Dataset entries →
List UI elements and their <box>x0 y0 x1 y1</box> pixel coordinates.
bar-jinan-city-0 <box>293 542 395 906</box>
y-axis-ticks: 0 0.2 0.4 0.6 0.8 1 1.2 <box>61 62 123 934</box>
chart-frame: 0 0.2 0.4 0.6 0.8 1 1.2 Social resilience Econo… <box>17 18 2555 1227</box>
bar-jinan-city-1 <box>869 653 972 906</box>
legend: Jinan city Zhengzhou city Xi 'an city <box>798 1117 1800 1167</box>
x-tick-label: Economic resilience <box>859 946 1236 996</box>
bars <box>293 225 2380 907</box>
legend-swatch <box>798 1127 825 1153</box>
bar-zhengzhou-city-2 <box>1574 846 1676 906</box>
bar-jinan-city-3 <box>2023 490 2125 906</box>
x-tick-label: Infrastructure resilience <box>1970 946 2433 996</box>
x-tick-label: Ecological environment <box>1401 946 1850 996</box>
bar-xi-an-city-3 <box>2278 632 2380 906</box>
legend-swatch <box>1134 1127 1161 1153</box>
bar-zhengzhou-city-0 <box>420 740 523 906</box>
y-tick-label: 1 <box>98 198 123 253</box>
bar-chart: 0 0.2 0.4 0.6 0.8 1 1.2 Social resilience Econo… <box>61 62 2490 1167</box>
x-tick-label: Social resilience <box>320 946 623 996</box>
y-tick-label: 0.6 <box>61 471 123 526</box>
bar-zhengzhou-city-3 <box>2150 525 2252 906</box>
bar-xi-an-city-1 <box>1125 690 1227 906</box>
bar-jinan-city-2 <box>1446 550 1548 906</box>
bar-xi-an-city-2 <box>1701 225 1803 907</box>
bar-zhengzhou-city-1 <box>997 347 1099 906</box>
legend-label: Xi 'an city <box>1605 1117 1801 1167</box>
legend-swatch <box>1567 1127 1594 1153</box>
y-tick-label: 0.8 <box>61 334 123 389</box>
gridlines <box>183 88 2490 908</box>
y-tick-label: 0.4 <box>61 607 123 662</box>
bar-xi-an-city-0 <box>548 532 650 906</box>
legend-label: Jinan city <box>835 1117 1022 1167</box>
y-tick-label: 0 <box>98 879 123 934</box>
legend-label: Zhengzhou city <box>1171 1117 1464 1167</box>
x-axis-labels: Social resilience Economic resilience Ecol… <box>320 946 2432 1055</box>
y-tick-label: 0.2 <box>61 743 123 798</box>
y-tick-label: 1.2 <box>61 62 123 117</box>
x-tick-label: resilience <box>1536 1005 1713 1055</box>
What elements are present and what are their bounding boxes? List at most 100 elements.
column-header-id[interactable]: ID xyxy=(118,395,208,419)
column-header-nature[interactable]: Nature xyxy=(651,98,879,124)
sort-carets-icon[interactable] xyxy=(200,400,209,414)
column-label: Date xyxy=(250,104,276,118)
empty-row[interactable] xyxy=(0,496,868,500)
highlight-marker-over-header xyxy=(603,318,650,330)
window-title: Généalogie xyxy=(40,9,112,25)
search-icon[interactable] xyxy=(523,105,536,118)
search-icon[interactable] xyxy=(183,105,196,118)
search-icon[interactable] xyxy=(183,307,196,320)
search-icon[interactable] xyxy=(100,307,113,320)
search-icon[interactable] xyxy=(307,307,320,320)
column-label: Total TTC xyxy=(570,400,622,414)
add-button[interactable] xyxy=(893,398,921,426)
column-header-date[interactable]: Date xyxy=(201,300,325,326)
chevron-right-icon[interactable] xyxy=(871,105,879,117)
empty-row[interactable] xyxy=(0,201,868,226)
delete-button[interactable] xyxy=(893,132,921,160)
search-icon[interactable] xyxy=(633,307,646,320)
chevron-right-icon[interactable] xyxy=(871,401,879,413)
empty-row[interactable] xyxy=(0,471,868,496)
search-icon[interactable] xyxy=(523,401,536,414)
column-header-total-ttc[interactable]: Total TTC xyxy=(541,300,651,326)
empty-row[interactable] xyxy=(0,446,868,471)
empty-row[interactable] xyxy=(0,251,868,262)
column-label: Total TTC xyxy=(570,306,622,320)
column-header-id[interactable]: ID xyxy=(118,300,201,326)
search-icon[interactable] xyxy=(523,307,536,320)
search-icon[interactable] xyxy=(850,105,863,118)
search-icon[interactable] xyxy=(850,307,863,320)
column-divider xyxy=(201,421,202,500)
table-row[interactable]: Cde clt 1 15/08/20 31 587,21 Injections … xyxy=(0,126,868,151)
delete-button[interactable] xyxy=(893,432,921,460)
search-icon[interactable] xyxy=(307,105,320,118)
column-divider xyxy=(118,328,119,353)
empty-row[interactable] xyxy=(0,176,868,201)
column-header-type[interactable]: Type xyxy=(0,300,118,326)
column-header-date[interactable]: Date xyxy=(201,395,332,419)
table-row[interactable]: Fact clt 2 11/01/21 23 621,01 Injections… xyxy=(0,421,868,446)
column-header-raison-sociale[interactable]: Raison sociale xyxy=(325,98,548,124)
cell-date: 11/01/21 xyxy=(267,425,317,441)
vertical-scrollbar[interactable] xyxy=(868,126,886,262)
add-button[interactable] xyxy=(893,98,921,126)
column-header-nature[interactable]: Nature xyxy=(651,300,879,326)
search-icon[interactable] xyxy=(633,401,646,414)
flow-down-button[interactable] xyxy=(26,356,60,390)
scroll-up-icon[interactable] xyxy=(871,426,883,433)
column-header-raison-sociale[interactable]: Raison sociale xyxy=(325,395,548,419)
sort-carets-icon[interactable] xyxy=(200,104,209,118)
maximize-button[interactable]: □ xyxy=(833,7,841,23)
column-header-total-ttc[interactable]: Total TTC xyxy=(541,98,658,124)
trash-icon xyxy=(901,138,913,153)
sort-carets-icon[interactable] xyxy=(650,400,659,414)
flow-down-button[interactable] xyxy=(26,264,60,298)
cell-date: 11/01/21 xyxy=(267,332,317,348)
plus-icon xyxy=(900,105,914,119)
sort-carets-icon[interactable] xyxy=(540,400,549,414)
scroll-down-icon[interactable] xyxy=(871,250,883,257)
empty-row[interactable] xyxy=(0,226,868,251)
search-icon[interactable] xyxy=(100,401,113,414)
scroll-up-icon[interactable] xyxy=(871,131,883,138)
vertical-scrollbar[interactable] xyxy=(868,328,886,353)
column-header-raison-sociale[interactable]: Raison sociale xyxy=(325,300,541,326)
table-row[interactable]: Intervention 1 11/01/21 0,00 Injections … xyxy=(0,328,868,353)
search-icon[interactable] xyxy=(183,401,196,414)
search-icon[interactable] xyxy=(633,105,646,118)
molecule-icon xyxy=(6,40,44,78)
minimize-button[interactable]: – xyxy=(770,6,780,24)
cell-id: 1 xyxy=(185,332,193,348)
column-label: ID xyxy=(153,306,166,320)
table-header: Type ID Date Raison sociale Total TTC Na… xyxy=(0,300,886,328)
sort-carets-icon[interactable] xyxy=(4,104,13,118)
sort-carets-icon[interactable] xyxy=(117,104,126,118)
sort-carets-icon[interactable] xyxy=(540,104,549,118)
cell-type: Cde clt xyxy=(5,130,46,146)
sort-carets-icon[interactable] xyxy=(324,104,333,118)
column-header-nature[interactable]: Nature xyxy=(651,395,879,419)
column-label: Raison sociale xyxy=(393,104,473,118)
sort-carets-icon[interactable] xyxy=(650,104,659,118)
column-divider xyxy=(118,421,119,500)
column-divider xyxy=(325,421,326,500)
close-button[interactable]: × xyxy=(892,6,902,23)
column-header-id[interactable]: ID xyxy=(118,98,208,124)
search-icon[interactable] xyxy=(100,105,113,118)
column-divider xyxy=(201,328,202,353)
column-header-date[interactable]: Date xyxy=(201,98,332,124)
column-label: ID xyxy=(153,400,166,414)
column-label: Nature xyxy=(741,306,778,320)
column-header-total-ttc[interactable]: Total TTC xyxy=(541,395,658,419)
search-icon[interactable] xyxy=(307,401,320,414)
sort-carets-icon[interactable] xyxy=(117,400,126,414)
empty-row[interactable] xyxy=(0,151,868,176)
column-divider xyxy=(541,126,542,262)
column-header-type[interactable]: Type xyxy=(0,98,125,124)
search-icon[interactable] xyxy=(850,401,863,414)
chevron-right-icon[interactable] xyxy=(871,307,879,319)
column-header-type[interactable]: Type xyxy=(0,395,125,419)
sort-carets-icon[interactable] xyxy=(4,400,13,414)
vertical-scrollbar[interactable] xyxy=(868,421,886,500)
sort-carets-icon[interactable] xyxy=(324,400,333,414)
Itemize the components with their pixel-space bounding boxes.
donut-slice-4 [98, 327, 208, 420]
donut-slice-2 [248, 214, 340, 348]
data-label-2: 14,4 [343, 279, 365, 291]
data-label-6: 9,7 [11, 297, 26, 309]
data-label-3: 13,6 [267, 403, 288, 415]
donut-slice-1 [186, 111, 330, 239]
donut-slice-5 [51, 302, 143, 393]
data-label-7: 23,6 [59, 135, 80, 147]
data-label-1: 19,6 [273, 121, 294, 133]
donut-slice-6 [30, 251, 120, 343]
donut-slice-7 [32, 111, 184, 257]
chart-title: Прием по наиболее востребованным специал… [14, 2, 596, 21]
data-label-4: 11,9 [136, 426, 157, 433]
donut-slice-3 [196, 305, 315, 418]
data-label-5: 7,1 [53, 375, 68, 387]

Task description →
Rewrite the stretch of data from its start through the line containing "x-tick-label: Ecological environment", changing "resilience" to "strength" and leaving everything else as it is.

Task result →
List UI elements and their <box>x0 y0 x1 y1</box> pixel coordinates.
bar-jinan-city-0 <box>293 542 395 906</box>
y-axis-ticks: 0 0.2 0.4 0.6 0.8 1 1.2 <box>61 62 123 934</box>
chart-frame: 0 0.2 0.4 0.6 0.8 1 1.2 Social strength Econo… <box>17 18 2555 1227</box>
bar-jinan-city-1 <box>869 653 972 906</box>
legend: Jinan city Zhengzhou city Xi 'an city <box>798 1117 1800 1167</box>
x-tick-label: Economic strength <box>859 946 1236 996</box>
bars <box>293 225 2380 907</box>
legend-swatch <box>798 1127 825 1153</box>
bar-zhengzhou-city-2 <box>1574 846 1676 906</box>
bar-jinan-city-3 <box>2023 490 2125 906</box>
x-tick-label: Infrastructure strength <box>1970 946 2433 996</box>
x-tick-label: Ecological environment <box>1401 946 1850 996</box>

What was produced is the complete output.